▸ **Available records**:
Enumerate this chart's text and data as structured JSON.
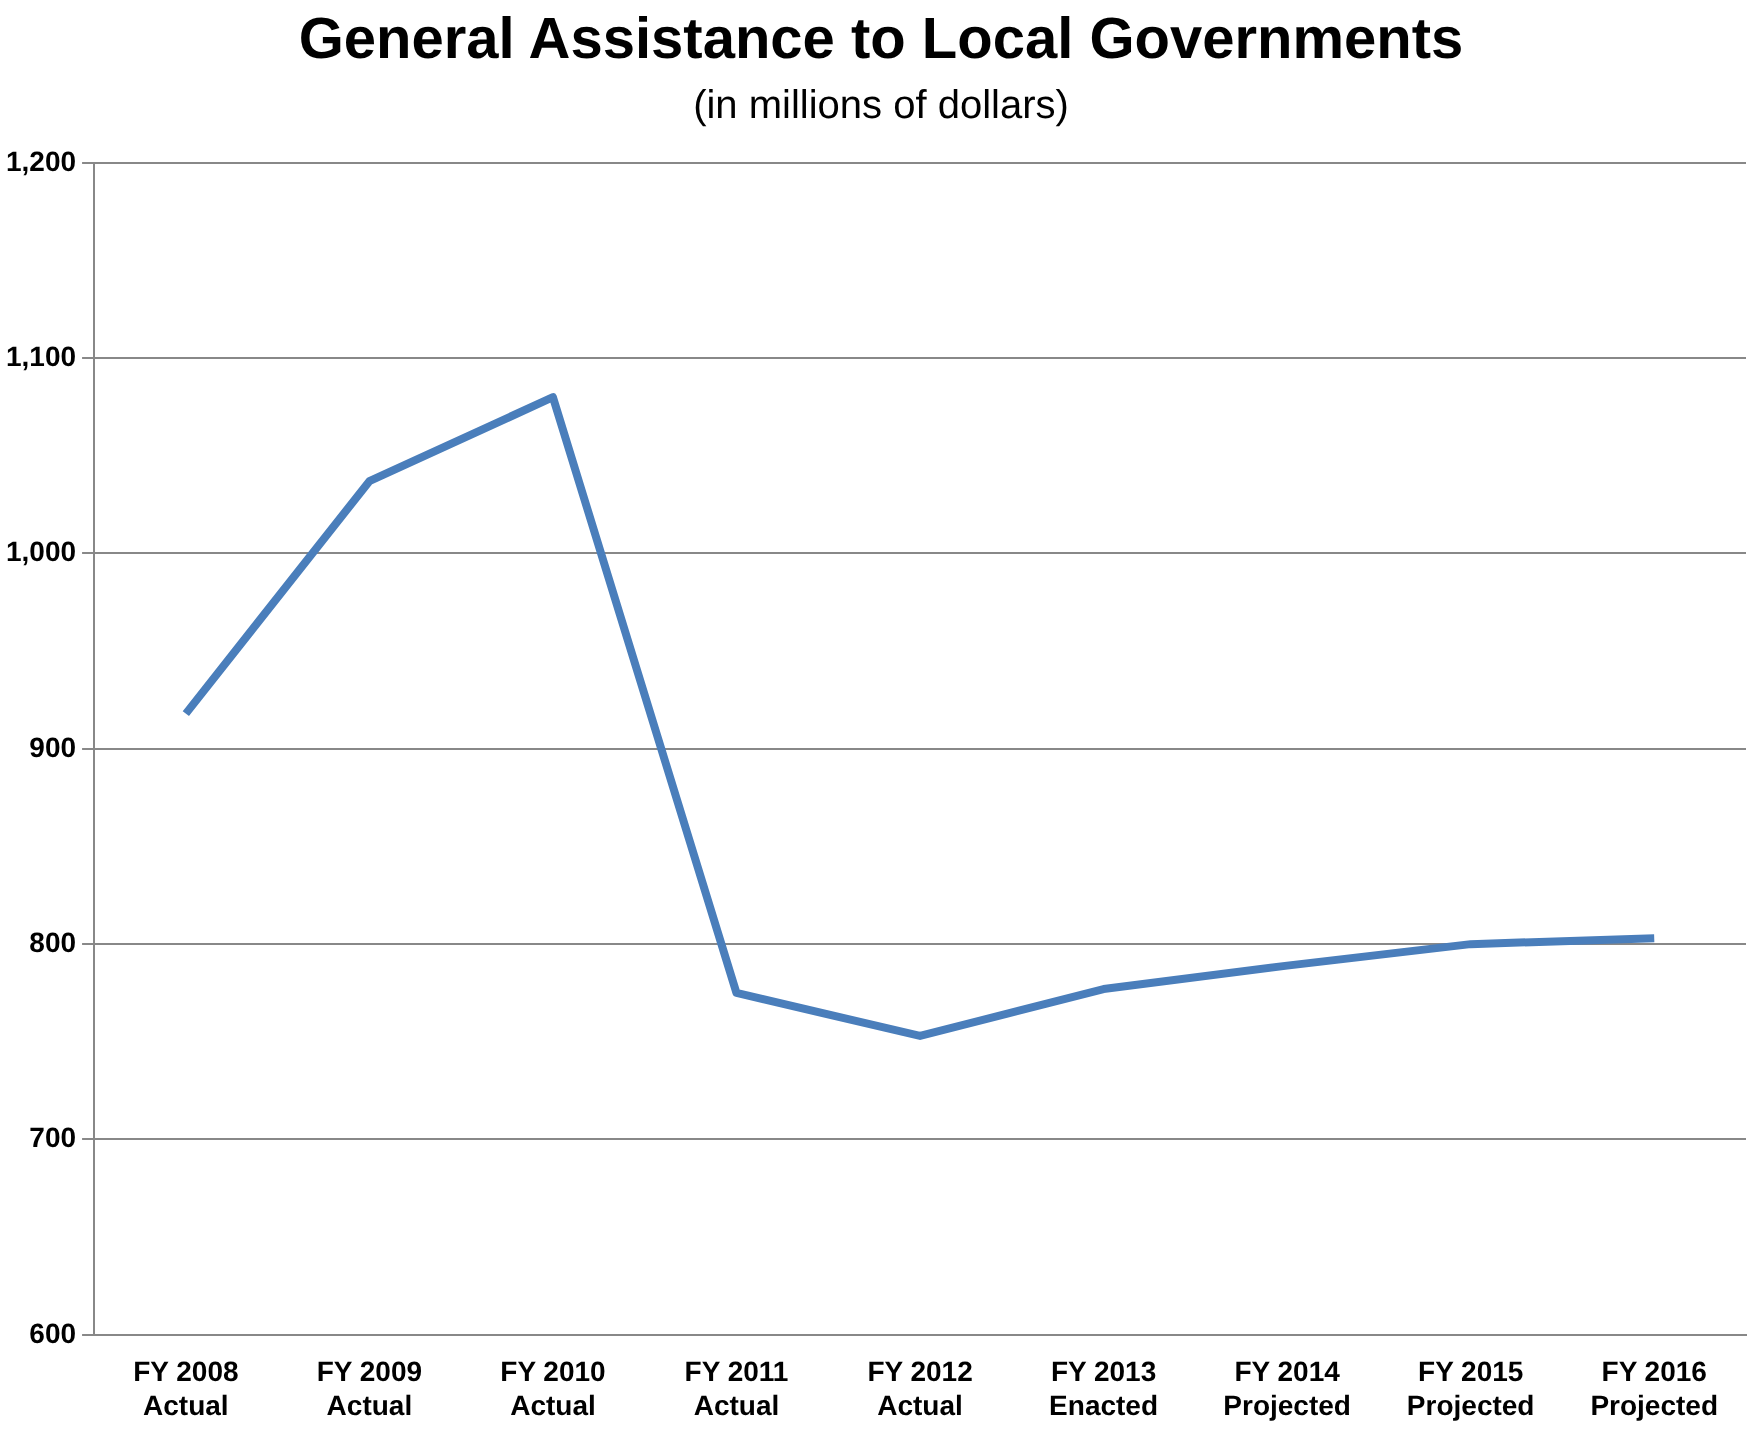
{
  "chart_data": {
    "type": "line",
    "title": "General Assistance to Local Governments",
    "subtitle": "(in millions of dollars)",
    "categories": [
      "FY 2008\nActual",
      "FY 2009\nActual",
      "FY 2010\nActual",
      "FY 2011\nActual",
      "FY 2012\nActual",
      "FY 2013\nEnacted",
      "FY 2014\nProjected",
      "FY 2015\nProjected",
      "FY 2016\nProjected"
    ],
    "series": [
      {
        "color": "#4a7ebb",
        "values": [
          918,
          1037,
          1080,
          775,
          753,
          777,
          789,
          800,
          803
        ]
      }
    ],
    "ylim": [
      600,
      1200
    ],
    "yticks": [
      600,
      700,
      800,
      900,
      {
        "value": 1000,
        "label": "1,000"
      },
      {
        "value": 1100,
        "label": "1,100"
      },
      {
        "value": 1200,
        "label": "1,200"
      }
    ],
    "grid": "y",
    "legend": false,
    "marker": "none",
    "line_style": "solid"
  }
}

▸ **Description of the task**: Reproduce every entry word for word, but omit the pictures.

▸ **Result of the task**:
Enumerate this chart's text and data as structured JSON.
{
  "chart_data": {
    "type": "line",
    "title": "General Assistance to Local Governments",
    "subtitle": "(in millions of dollars)",
    "categories": [
      "FY 2008\nActual",
      "FY 2009\nActual",
      "FY 2010\nActual",
      "FY 2011\nActual",
      "FY 2012\nActual",
      "FY 2013\nEnacted",
      "FY 2014\nProjected",
      "FY 2015\nProjected",
      "FY 2016\nProjected"
    ],
    "series": [
      {
        "color": "#4a7ebb",
        "values": [
          918,
          1037,
          1080,
          775,
          753,
          777,
          789,
          800,
          803
        ]
      }
    ],
    "ylim": [
      600,
      1200
    ],
    "yticks": [
      600,
      700,
      800,
      900,
      {
        "value": 1000,
        "label": "1,000"
      },
      {
        "value": 1100,
        "label": "1,100"
      },
      {
        "value": 1200,
        "label": "1,200"
      }
    ],
    "grid": "y",
    "legend": false,
    "marker": "none",
    "line_style": "solid"
  }
}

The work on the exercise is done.